• [DO THIS]:
Would you restate all the data that follows, word for word?

━━ DATA IN THIS EXERCISE

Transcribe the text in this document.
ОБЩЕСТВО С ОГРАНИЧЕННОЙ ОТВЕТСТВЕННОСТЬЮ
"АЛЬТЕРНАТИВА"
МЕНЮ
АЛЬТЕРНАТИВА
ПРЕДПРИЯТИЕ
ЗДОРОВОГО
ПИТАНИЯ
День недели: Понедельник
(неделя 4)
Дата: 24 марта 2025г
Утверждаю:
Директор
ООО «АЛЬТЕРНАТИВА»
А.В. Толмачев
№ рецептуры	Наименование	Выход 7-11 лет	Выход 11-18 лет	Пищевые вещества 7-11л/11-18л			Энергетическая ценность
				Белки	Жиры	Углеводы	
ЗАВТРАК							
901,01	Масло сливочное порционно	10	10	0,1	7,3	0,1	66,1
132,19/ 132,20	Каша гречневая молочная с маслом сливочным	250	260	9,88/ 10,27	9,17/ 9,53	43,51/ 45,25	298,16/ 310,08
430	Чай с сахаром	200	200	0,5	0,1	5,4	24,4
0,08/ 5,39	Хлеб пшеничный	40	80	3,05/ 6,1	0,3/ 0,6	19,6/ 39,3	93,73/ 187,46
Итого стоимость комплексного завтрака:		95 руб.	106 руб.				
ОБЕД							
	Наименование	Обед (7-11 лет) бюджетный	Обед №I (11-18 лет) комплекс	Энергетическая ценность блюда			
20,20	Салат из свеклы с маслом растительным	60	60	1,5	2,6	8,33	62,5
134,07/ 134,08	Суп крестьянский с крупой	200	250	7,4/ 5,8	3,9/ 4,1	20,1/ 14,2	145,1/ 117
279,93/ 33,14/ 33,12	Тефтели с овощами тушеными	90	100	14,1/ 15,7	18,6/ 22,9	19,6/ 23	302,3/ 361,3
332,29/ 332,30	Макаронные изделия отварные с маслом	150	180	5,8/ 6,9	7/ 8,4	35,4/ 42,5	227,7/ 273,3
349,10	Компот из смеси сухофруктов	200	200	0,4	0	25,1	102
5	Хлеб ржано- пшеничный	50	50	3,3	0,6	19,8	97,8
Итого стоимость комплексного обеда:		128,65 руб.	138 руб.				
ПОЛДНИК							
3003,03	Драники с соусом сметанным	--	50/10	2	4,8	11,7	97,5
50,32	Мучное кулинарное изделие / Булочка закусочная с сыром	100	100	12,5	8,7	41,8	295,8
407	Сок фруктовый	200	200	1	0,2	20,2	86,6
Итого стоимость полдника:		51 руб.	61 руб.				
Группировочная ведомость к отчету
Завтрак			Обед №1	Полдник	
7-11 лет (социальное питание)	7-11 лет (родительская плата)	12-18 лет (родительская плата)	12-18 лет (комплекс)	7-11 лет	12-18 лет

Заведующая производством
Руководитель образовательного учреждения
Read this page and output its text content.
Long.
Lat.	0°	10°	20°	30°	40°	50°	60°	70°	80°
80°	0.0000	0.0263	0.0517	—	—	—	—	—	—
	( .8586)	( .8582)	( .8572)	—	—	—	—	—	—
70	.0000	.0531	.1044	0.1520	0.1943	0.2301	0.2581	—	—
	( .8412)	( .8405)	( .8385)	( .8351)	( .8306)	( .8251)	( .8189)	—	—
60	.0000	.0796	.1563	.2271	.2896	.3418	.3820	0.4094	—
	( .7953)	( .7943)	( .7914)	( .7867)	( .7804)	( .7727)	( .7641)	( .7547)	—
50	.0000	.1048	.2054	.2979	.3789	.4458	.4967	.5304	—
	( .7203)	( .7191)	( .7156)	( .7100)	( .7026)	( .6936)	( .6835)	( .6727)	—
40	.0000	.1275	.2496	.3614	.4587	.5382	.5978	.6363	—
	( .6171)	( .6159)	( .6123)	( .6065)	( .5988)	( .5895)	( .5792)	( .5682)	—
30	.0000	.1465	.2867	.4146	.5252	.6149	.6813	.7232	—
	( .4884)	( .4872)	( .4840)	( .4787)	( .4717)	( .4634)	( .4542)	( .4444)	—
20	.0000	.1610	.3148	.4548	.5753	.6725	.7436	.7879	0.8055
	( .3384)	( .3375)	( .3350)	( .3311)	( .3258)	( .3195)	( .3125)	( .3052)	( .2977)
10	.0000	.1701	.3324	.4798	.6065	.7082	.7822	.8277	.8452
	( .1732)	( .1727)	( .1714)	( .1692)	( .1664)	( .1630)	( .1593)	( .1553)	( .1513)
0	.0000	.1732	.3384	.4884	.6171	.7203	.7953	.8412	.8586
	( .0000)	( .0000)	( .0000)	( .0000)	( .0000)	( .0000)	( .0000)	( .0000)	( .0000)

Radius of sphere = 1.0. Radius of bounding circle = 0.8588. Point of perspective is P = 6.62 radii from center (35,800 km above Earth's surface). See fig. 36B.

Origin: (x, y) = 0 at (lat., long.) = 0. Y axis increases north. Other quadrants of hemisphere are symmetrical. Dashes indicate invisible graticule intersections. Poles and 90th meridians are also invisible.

━━━━

• [EXERCISE RESPONSE]:
Transcribe the text in this document.
ОБЩЕСТВО С ОГРАНИЧЕННОЙ ОТВЕТСТВЕННОСТЬЮ
"АЛЬТЕРНАТИВА"
МЕНЮ
АЛЬТЕРНАТИВА
ПРЕДПРИЯТИЕ
ЗДОРОВОГО
ПИТАНИЯ
День недели: Понедельник
(неделя 4)
Дата: 24 марта 2025г
Утверждаю:
Директор
ООО «АЛЬТЕРНАТИВА»
А.В. Толмачев
№ рецептуры	Наименование	Выход 7-11 лет	Выход 11-18 лет	Пищевые вещества 7-11л/11-18л			Энергетическая ценность
				Белки	Жиры	Углеводы	
ЗАВТРАК							
901,01	Масло сливочное порционно	10	10	0,1	7,3	0,1	66,1
132,19/ 132,20	Каша гречневая молочная с маслом сливочным	250	260	9,88/ 10,27	9,17/ 9,53	43,51/ 45,25	298,16/ 310,08
430	Чай с сахаром	200	200	0,5	0,1	5,4	24,4
0,08/ 5,39	Хлеб пшеничный	40	80	3,05/ 6,1	0,3/ 0,6	19,6/ 39,3	93,73/ 187,46
Итого стоимость комплексного завтрака:		95 руб.	106 руб.				
ОБЕД							
	Наименование	Обед (7-11 лет) бюджетный	Обед №I (11-18 лет) комплекс	Энергетическая ценность блюда			
20,20	Салат из свеклы с маслом растительным	60	60	1,5	2,6	8,33	62,5
134,07/ 134,08	Суп крестьянский с крупой	200	250	7,4/ 5,8	3,9/ 4,1	20,1/ 14,2	145,1/ 117
279,93/ 33,14/ 33,12	Тефтели с овощами тушеными	90	100	14,1/ 15,7	18,6/ 22,9	19,6/ 23	302,3/ 361,3
332,29/ 332,30	Макаронные изделия отварные с маслом	150	180	5,8/ 6,9	7/ 8,4	35,4/ 42,5	227,7/ 273,3
349,10	Компот из смеси сухофруктов	200	200	0,4	0	25,1	102
5	Хлеб ржано- пшеничный	50	50	3,3	0,6	19,8	97,8
Итого стоимость комплексного обеда:		128,65 руб.	138 руб.				
ПОЛДНИК							
3003,03	Драники с соусом сметанным	--	50/10	2	4,8	11,7	97,5
50,32	Мучное кулинарное изделие / Булочка закусочная с сыром	100	100	12,5	8,7	41,8	295,8
407	Сок фруктовый	200	200	1	0,2	20,2	86,6
Итого стоимость полдника:		51 руб.	61 руб.				
Группировочная ведомость к отчету
Завтрак			Обед №1	Полдник	
7-11 лет (социальное питание)	7-11 лет (родительская плата)	12-18 лет (родительская плата)	12-18 лет (комплекс)	7-11 лет	12-18 лет

Заведующая производством
Руководитель образовательного учреждения
Read this page and output its text content.
Long.
Lat.	0°	10°	20°	30°	40°	50°	60°	70°	80°
80°	0.0000	0.0263	0.0517	—	—	—	—	—	—
	( .8586)	( .8582)	( .8572)	—	—	—	—	—	—
70	.0000	.0531	.1044	0.1520	0.1943	0.2301	0.2581	—	—
	( .8412)	( .8405)	( .8385)	( .8351)	( .8306)	( .8251)	( .8189)	—	—
60	.0000	.0796	.1563	.2271	.2896	.3418	.3820	0.4094	—
	( .7953)	( .7943)	( .7914)	( .7867)	( .7804)	( .7727)	( .7641)	( .7547)	—
50	.0000	.1048	.2054	.2979	.3789	.4458	.4967	.5304	—
	( .7203)	( .7191)	( .7156)	( .7100)	( .7026)	( .6936)	( .6835)	( .6727)	—
40	.0000	.1275	.2496	.3614	.4587	.5382	.5978	.6363	—
	( .6171)	( .6159)	( .6123)	( .6065)	( .5988)	( .5895)	( .5792)	( .5682)	—
30	.0000	.1465	.2867	.4146	.5252	.6149	.6813	.7232	—
	( .4884)	( .4872)	( .4840)	( .4787)	( .4717)	( .4634)	( .4542)	( .4444)	—
20	.0000	.1610	.3148	.4548	.5753	.6725	.7436	.7879	0.8055
	( .3384)	( .3375)	( .3350)	( .3311)	( .3258)	( .3195)	( .3125)	( .3052)	( .2977)
10	.0000	.1701	.3324	.4798	.6065	.7082	.7822	.8277	.8452
	( .1732)	( .1727)	( .1714)	( .1692)	( .1664)	( .1630)	( .1593)	( .1553)	( .1513)
0	.0000	.1732	.3384	.4884	.6171	.7203	.7953	.8412	.8586
	( .0000)	( .0000)	( .0000)	( .0000)	( .0000)	( .0000)	( .0000)	( .0000)	( .0000)

Radius of sphere = 1.0. Radius of bounding circle = 0.8588. Point of perspective is P = 6.62 radii from center (35,800 km above Earth's surface). See fig. 36B.

Origin: (x, y) = 0 at (lat., long.) = 0. Y axis increases north. Other quadrants of hemisphere are symmetrical. Dashes indicate invisible graticule intersections. Poles and 90th meridians are also invisible.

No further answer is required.